■ DO THIS: An exact reproduction of the records is required, with all images left out.

■ MATERIAL FOR THIS EXERCISE:
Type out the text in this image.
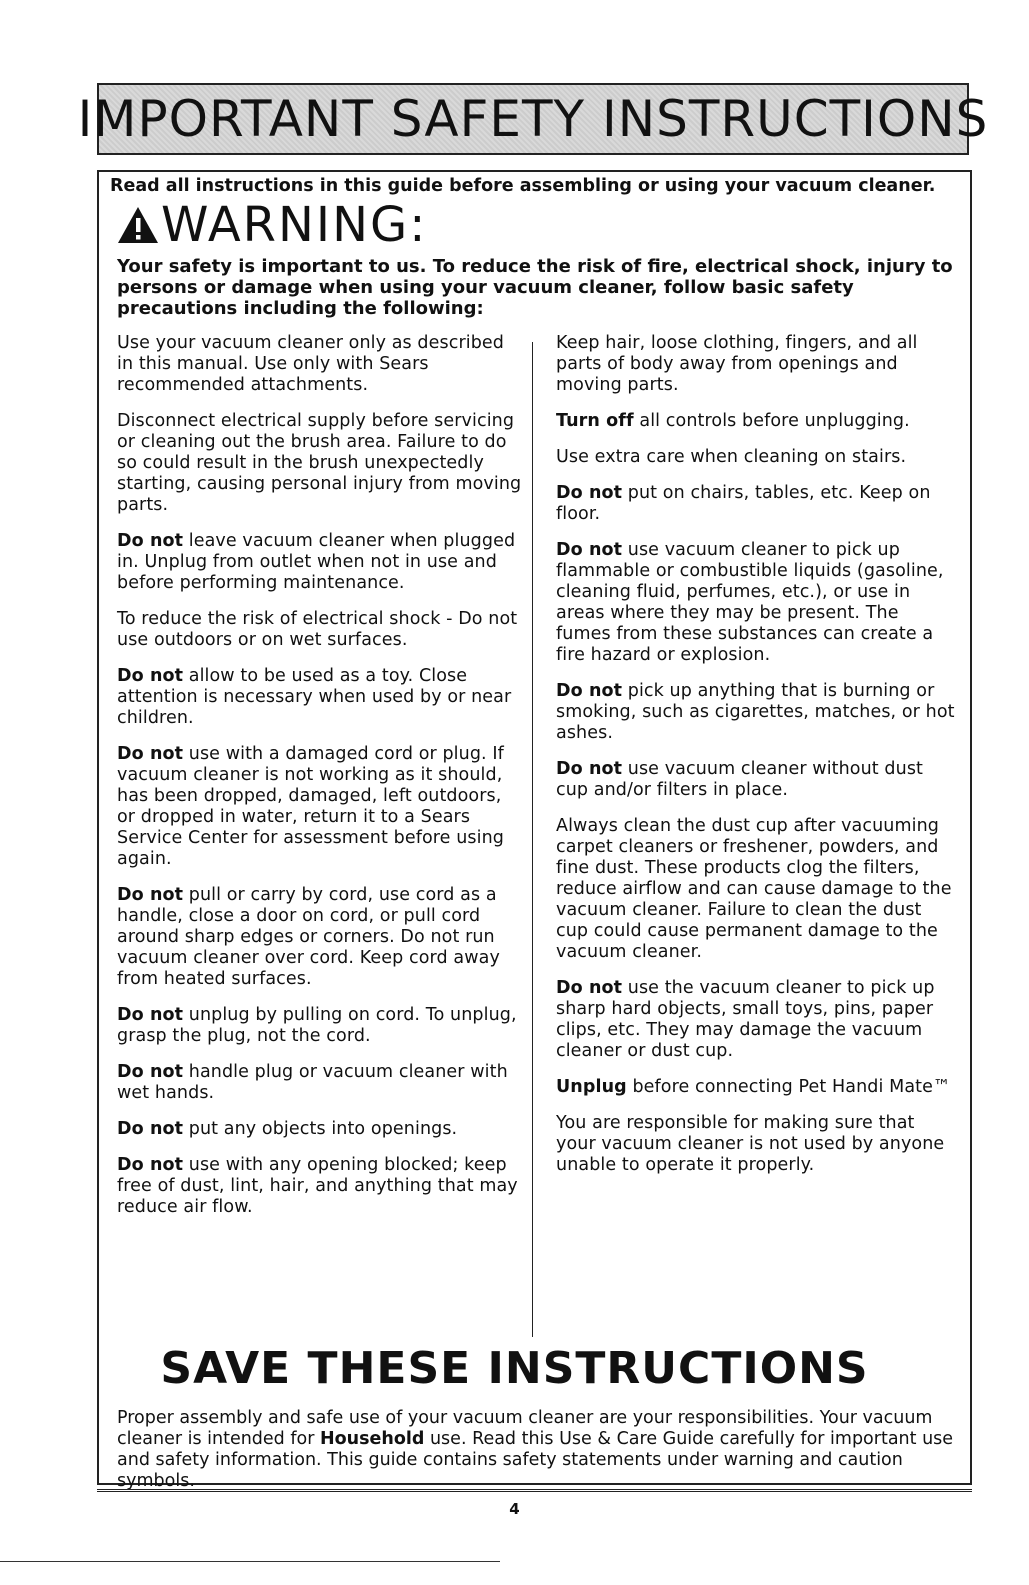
IMPORTANT SAFETY INSTRUCTIONS
Read all instructions in this guide before assembling or using your vacuum cleaner.
WARNING:
Your safety is important to us. To reduce the risk of fire, electrical shock, injury to persons or damage when using your vacuum cleaner, follow basic safety precautions including the following:

Use your vacuum cleaner only as described in this manual. Use only with Sears recommended attachments.

Disconnect electrical supply before servicing or cleaning out the brush area. Failure to do so could result in the brush unexpectedly starting, causing personal injury from moving parts.

Do not leave vacuum cleaner when plugged in. Unplug from outlet when not in use and before performing maintenance.

To reduce the risk of electrical shock - Do not use outdoors or on wet surfaces.

Do not allow to be used as a toy. Close attention is necessary when used by or near children.

Do not use with a damaged cord or plug. If vacuum cleaner is not working as it should, has been dropped, damaged, left outdoors, or dropped in water, return it to a Sears Service Center for assessment before using again.

Do not pull or carry by cord, use cord as a handle, close a door on cord, or pull cord around sharp edges or corners. Do not run vacuum cleaner over cord. Keep cord away from heated surfaces.

Do not unplug by pulling on cord. To unplug, grasp the plug, not the cord.

Do not handle plug or vacuum cleaner with wet hands.

Do not put any objects into openings.

Do not use with any opening blocked; keep free of dust, lint, hair, and anything that may reduce air flow.

Keep hair, loose clothing, fingers, and all parts of body away from openings and moving parts.

Turn off all controls before unplugging.

Use extra care when cleaning on stairs.

Do not put on chairs, tables, etc. Keep on floor.

Do not use vacuum cleaner to pick up flammable or combustible liquids (gasoline, cleaning fluid, perfumes, etc.), or use in areas where they may be present. The fumes from these substances can create a fire hazard or explosion.

Do not pick up anything that is burning or smoking, such as cigarettes, matches, or hot ashes.

Do not use vacuum cleaner without dust cup and/or filters in place.

Always clean the dust cup after vacuuming carpet cleaners or freshener, powders, and fine dust. These products clog the filters, reduce airflow and can cause damage to the vacuum cleaner. Failure to clean the dust cup could cause permanent damage to the vacuum cleaner.

Do not use the vacuum cleaner to pick up sharp hard objects, small toys, pins, paper clips, etc. They may damage the vacuum cleaner or dust cup.

Unplug before connecting Pet Handi Mate™

You are responsible for making sure that your vacuum cleaner is not used by anyone unable to operate it properly.

SAVE THESE INSTRUCTIONS

Proper assembly and safe use of your vacuum cleaner are your responsibilities. Your vacuum cleaner is intended for Household use. Read this Use & Care Guide carefully for important use and safety information. This guide contains safety statements under warning and caution symbols.

4
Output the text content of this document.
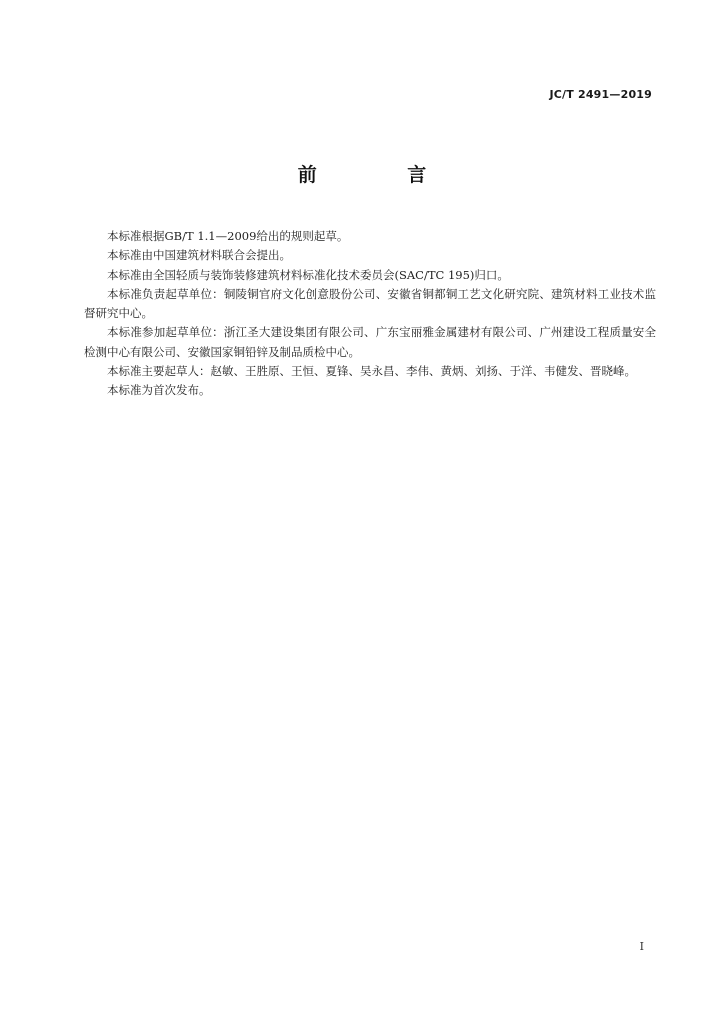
JC/T 2491—2019
前 言

本标准根据GB/T 1.1—2009给出的规则起草。

本标准由中国建筑材料联合会提出。

本标准由全国轻质与装饰装修建筑材料标准化技术委员会(SAC/TC 195)归口。

本标准负责起草单位：铜陵铜官府文化创意股份公司、安徽省铜都铜工艺文化研究院、建筑材料工业技术监督研究中心。

本标准参加起草单位：浙江圣大建设集团有限公司、广东宝丽雅金属建材有限公司、广州建设工程质量安全检测中心有限公司、安徽国家铜铅锌及制品质检中心。

本标准主要起草人：赵敏、王胜原、王恒、夏锋、吴永昌、李伟、黄炳、刘扬、于洋、韦健发、晋晓峰。

本标准为首次发布。

I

■ SOLUTION TO THE PROBLEM:
Type out the text in this image.
IMPORTANT SAFETY INSTRUCTIONS
Read all instructions in this guide before assembling or using your vacuum cleaner.
WARNING:
Your safety is important to us. To reduce the risk of fire, electrical shock, injury to persons or damage when using your vacuum cleaner, follow basic safety precautions including the following:

Use your vacuum cleaner only as described in this manual. Use only with Sears recommended attachments.

Disconnect electrical supply before servicing or cleaning out the brush area. Failure to do so could result in the brush unexpectedly starting, causing personal injury from moving parts.

Do not leave vacuum cleaner when plugged in. Unplug from outlet when not in use and before performing maintenance.

To reduce the risk of electrical shock - Do not use outdoors or on wet surfaces.

Do not allow to be used as a toy. Close attention is necessary when used by or near children.

Do not use with a damaged cord or plug. If vacuum cleaner is not working as it should, has been dropped, damaged, left outdoors, or dropped in water, return it to a Sears Service Center for assessment before using again.

Do not pull or carry by cord, use cord as a handle, close a door on cord, or pull cord around sharp edges or corners. Do not run vacuum cleaner over cord. Keep cord away from heated surfaces.

Do not unplug by pulling on cord. To unplug, grasp the plug, not the cord.

Do not handle plug or vacuum cleaner with wet hands.

Do not put any objects into openings.

Do not use with any opening blocked; keep free of dust, lint, hair, and anything that may reduce air flow.

Keep hair, loose clothing, fingers, and all parts of body away from openings and moving parts.

Turn off all controls before unplugging.

Use extra care when cleaning on stairs.

Do not put on chairs, tables, etc. Keep on floor.

Do not use vacuum cleaner to pick up flammable or combustible liquids (gasoline, cleaning fluid, perfumes, etc.), or use in areas where they may be present. The fumes from these substances can create a fire hazard or explosion.

Do not pick up anything that is burning or smoking, such as cigarettes, matches, or hot ashes.

Do not use vacuum cleaner without dust cup and/or filters in place.

Always clean the dust cup after vacuuming carpet cleaners or freshener, powders, and fine dust. These products clog the filters, reduce airflow and can cause damage to the vacuum cleaner. Failure to clean the dust cup could cause permanent damage to the vacuum cleaner.

Do not use the vacuum cleaner to pick up sharp hard objects, small toys, pins, paper clips, etc. They may damage the vacuum cleaner or dust cup.

Unplug before connecting Pet Handi Mate™

You are responsible for making sure that your vacuum cleaner is not used by anyone unable to operate it properly.

SAVE THESE INSTRUCTIONS

Proper assembly and safe use of your vacuum cleaner are your responsibilities. Your vacuum cleaner is intended for Household use. Read this Use & Care Guide carefully for important use and safety information. This guide contains safety statements under warning and caution symbols.

4
Output the text content of this document.
JC/T 2491—2019
前 言

本标准根据GB/T 1.1—2009给出的规则起草。

本标准由中国建筑材料联合会提出。

本标准由全国轻质与装饰装修建筑材料标准化技术委员会(SAC/TC 195)归口。

本标准负责起草单位：铜陵铜官府文化创意股份公司、安徽省铜都铜工艺文化研究院、建筑材料工业技术监督研究中心。

本标准参加起草单位：浙江圣大建设集团有限公司、广东宝丽雅金属建材有限公司、广州建设工程质量安全检测中心有限公司、安徽国家铜铅锌及制品质检中心。

本标准主要起草人：赵敏、王胜原、王恒、夏锋、吴永昌、李伟、黄炳、刘扬、于洋、韦健发、晋晓峰。

本标准为首次发布。

I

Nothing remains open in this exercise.